§ **AIM OF THE EXERCISE**: Look below for the line with "Read this page and output its text content.". Extract that line and each one after it through the last, word for word.

** Begin **

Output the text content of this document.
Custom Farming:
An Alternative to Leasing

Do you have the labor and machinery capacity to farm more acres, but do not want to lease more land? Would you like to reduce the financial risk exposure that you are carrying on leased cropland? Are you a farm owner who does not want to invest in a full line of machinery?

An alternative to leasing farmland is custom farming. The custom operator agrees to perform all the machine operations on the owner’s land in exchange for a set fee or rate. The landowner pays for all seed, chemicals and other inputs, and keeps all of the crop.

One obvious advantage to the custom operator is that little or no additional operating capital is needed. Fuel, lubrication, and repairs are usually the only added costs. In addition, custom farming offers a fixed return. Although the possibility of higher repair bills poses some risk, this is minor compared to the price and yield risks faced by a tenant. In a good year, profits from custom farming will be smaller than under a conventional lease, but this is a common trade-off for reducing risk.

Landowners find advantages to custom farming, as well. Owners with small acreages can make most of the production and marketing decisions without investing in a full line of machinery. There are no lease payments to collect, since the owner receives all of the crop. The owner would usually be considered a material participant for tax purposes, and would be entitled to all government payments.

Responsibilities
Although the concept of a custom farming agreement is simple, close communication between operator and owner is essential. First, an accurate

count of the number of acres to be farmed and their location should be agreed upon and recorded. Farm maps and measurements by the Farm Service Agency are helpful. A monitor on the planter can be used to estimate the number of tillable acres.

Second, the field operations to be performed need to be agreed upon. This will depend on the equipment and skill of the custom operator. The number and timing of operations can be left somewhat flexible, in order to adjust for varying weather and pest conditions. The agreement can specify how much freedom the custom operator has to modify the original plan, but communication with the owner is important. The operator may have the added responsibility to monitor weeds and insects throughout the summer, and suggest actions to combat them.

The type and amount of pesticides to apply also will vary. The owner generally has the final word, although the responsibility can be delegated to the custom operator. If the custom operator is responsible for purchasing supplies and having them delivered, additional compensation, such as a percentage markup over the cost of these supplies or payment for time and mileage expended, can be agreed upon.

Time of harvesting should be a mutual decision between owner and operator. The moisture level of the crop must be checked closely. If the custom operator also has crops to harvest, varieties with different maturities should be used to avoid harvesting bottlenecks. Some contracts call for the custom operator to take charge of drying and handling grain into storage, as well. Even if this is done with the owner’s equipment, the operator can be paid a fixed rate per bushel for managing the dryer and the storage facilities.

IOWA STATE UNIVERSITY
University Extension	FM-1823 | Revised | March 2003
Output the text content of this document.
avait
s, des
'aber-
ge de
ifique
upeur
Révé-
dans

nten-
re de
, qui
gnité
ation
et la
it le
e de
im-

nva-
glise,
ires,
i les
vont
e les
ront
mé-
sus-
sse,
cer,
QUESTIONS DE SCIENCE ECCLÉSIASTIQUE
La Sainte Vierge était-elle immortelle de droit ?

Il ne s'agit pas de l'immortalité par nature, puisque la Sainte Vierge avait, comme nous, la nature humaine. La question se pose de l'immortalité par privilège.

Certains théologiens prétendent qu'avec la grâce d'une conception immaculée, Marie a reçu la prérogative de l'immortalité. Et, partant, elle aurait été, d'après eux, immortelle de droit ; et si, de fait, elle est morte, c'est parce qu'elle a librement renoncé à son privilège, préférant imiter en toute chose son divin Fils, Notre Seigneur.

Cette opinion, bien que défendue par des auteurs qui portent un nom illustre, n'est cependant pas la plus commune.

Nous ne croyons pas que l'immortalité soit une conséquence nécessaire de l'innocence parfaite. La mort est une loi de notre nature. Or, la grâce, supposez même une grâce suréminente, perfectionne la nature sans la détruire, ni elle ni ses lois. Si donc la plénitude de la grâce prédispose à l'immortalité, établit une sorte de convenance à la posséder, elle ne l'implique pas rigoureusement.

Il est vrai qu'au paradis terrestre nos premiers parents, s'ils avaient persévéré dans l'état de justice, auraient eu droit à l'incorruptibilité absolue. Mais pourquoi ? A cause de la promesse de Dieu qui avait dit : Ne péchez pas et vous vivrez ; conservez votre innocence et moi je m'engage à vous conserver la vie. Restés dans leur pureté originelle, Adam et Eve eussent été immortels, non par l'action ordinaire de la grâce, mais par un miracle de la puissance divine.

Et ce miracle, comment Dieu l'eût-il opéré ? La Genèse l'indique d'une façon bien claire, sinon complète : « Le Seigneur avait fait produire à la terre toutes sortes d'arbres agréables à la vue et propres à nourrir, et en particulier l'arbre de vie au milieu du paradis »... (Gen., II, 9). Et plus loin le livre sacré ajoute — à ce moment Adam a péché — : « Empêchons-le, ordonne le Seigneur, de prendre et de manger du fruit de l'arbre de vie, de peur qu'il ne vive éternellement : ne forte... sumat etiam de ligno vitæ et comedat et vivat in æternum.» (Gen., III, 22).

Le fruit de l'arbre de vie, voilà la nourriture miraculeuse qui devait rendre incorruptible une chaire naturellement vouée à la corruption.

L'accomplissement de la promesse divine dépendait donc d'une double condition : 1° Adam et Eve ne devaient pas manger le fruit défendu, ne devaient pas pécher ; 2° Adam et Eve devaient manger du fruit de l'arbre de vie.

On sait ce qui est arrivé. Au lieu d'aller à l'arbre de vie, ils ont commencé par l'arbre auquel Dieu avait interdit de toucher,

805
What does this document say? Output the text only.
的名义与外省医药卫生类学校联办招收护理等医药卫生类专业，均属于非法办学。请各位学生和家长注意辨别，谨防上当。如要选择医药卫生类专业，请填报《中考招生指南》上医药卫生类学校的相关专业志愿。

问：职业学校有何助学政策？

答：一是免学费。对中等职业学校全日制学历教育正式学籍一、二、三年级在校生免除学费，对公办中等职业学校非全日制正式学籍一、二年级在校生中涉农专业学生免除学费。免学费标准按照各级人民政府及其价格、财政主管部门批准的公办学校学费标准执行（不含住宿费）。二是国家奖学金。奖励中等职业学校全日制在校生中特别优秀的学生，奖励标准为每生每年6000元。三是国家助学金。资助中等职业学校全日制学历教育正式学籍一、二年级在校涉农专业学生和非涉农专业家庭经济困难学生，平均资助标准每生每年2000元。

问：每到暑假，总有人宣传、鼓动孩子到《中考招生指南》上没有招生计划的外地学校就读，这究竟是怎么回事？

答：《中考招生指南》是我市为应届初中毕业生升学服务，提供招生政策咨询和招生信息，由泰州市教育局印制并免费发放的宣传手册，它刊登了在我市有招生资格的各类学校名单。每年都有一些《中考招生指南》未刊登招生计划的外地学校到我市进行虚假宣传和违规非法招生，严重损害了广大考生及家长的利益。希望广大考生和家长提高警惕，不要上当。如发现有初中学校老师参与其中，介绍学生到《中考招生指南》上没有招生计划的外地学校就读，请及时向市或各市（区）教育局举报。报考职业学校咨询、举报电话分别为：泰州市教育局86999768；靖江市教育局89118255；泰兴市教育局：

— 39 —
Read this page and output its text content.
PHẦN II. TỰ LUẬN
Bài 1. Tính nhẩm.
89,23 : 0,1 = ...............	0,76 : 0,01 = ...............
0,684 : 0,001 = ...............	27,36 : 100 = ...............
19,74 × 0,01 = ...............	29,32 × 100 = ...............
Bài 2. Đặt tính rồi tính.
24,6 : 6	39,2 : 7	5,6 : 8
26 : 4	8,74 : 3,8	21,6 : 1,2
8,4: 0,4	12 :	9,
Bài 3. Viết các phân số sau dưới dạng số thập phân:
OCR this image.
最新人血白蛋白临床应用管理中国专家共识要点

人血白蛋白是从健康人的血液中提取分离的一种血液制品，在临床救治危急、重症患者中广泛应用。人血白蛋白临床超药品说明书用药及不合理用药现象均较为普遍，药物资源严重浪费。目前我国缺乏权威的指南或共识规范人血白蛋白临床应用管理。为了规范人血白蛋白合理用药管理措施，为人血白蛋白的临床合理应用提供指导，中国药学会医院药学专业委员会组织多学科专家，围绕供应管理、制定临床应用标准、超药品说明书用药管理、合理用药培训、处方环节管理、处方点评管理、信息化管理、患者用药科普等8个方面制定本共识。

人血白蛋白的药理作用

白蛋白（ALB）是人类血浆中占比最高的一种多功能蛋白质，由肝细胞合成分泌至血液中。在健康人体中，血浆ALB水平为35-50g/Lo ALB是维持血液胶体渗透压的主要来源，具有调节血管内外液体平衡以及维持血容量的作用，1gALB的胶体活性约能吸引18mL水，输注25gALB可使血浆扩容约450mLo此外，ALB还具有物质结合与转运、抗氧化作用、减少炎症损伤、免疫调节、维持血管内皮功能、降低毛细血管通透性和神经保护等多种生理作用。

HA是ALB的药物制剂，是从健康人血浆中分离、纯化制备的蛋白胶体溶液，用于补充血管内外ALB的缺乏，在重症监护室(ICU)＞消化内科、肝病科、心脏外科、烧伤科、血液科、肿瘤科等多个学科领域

** End **

§ **OUTPUT OF THE EXERCISE**:
Read this page and output its text content.
PHẦN II. TỰ LUẬN
Bài 1. Tính nhẩm.
89,23 : 0,1 = ...............	0,76 : 0,01 = ...............
0,684 : 0,001 = ...............	27,36 : 100 = ...............
19,74 × 0,01 = ...............	29,32 × 100 = ...............
Bài 2. Đặt tính rồi tính.
24,6 : 6	39,2 : 7	5,6 : 8
26 : 4	8,74 : 3,8	21,6 : 1,2
8,4: 0,4	12 :	9,
Bài 3. Viết các phân số sau dưới dạng số thập phân:
OCR this image.
最新人血白蛋白临床应用管理中国专家共识要点

人血白蛋白是从健康人的血液中提取分离的一种血液制品，在临床救治危急、重症患者中广泛应用。人血白蛋白临床超药品说明书用药及不合理用药现象均较为普遍，药物资源严重浪费。目前我国缺乏权威的指南或共识规范人血白蛋白临床应用管理。为了规范人血白蛋白合理用药管理措施，为人血白蛋白的临床合理应用提供指导，中国药学会医院药学专业委员会组织多学科专家，围绕供应管理、制定临床应用标准、超药品说明书用药管理、合理用药培训、处方环节管理、处方点评管理、信息化管理、患者用药科普等8个方面制定本共识。

人血白蛋白的药理作用

白蛋白（ALB）是人类血浆中占比最高的一种多功能蛋白质，由肝细胞合成分泌至血液中。在健康人体中，血浆ALB水平为35-50g/Lo ALB是维持血液胶体渗透压的主要来源，具有调节血管内外液体平衡以及维持血容量的作用，1gALB的胶体活性约能吸引18mL水，输注25gALB可使血浆扩容约450mLo此外，ALB还具有物质结合与转运、抗氧化作用、减少炎症损伤、免疫调节、维持血管内皮功能、降低毛细血管通透性和神经保护等多种生理作用。

HA是ALB的药物制剂，是从健康人血浆中分离、纯化制备的蛋白胶体溶液，用于补充血管内外ALB的缺乏，在重症监护室(ICU)＞消化内科、肝病科、心脏外科、烧伤科、血液科、肿瘤科等多个学科领域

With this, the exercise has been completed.